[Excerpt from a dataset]
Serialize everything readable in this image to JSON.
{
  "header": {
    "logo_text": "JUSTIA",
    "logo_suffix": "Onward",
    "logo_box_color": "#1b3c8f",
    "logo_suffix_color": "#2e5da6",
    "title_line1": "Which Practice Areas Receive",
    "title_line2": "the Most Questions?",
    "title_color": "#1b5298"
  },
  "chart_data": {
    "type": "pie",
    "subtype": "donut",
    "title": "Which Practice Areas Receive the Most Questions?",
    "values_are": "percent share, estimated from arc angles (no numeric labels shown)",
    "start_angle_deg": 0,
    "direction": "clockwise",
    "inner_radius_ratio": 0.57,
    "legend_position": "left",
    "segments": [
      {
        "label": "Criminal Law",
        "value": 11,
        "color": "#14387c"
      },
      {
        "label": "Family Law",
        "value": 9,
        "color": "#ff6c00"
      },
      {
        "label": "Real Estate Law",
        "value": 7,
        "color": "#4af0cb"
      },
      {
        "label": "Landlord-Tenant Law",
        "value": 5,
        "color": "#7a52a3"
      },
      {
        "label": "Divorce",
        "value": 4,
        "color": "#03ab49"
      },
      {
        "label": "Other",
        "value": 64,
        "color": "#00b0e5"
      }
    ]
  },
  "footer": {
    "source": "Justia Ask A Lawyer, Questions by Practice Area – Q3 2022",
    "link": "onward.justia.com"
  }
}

• Given request: Pull out every line in the data above that has the word "Most".

• Solution to the exercise:
    "title_line2": "the Most Questions?",
    "title": "Which Practice Areas Receive the Most Questions?",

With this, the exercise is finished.